WHAT TO WORK ON
Lines holding the string "their" are the ones to copy; find them all in the data.
Start INPUT MATERIAL
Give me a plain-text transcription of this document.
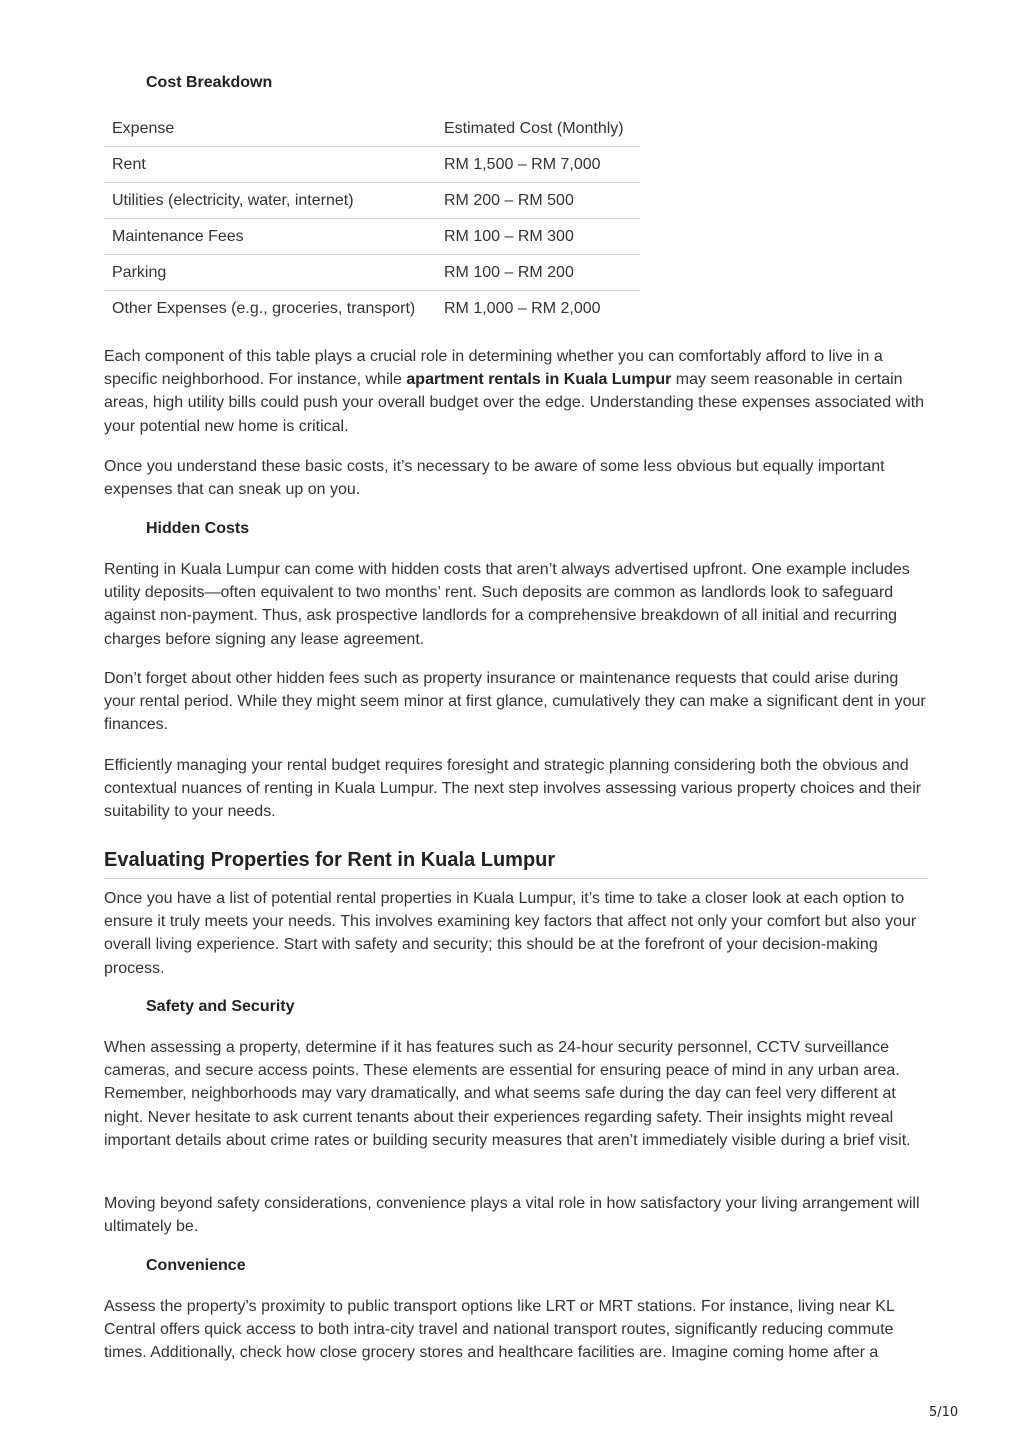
Cost Breakdown
Expense	Estimated Cost (Monthly)
Rent	RM 1,500 – RM 7,000
Utilities (electricity, water, internet)	RM 200 – RM 500
Maintenance Fees	RM 100 – RM 300
Parking	RM 100 – RM 200
Other Expenses (e.g., groceries, transport)	RM 1,000 – RM 2,000

Each component of this table plays a crucial role in determining whether you can comfortably afford to live in a specific neighborhood. For instance, while apartment rentals in Kuala Lumpur may seem reasonable in certain areas, high utility bills could push your overall budget over the edge. Understanding these expenses associated with your potential new home is critical.

Once you understand these basic costs, it’s necessary to be aware of some less obvious but equally important expenses that can sneak up on you.

Hidden Costs

Renting in Kuala Lumpur can come with hidden costs that aren’t always advertised upfront. One example includes utility deposits—often equivalent to two months’ rent. Such deposits are common as landlords look to safeguard against non-payment. Thus, ask prospective landlords for a comprehensive breakdown of all initial and recurring charges before signing any lease agreement.

Don’t forget about other hidden fees such as property insurance or maintenance requests that could arise during your rental period. While they might seem minor at first glance, cumulatively they can make a significant dent in your finances.

Efficiently managing your rental budget requires foresight and strategic planning considering both the obvious and contextual nuances of renting in Kuala Lumpur. The next step involves assessing various property choices and their suitability to your needs.

Evaluating Properties for Rent in Kuala Lumpur

Once you have a list of potential rental properties in Kuala Lumpur, it’s time to take a closer look at each option to ensure it truly meets your needs. This involves examining key factors that affect not only your comfort but also your overall living experience. Start with safety and security; this should be at the forefront of your decision-making process.

Safety and Security

When assessing a property, determine if it has features such as 24-hour security personnel, CCTV surveillance cameras, and secure access points. These elements are essential for ensuring peace of mind in any urban area. Remember, neighborhoods may vary dramatically, and what seems safe during the day can feel very different at night. Never hesitate to ask current tenants about their experiences regarding safety. Their insights might reveal important details about crime rates or building security measures that aren’t immediately visible during a brief visit.

Moving beyond safety considerations, convenience plays a vital role in how satisfactory your living arrangement will ultimately be.

Convenience

Assess the property’s proximity to public transport options like LRT or MRT stations. For instance, living near KL Central offers quick access to both intra-city travel and national transport routes, significantly reducing commute times. Additionally, check how close grocery stores and healthcare facilities are. Imagine coming home after a

5/10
End INPUT MATERIAL
FULL SOLUTION
Efficiently managing your rental budget requires foresight and strategic planning considering both the obvious and contextual nuances of renting in Kuala Lumpur. The next step involves assessing various property choices and their suitability to your needs.
When assessing a property, determine if it has features such as 24-hour security personnel, CCTV surveillance cameras, and secure access points. These elements are essential for ensuring peace of mind in any urban area. Remember, neighborhoods may vary dramatically, and what seems safe during the day can feel very different at night. Never hesitate to ask current tenants about their experiences regarding safety. Their insights might reveal important details about crime rates or building security measures that aren’t immediately visible during a brief visit.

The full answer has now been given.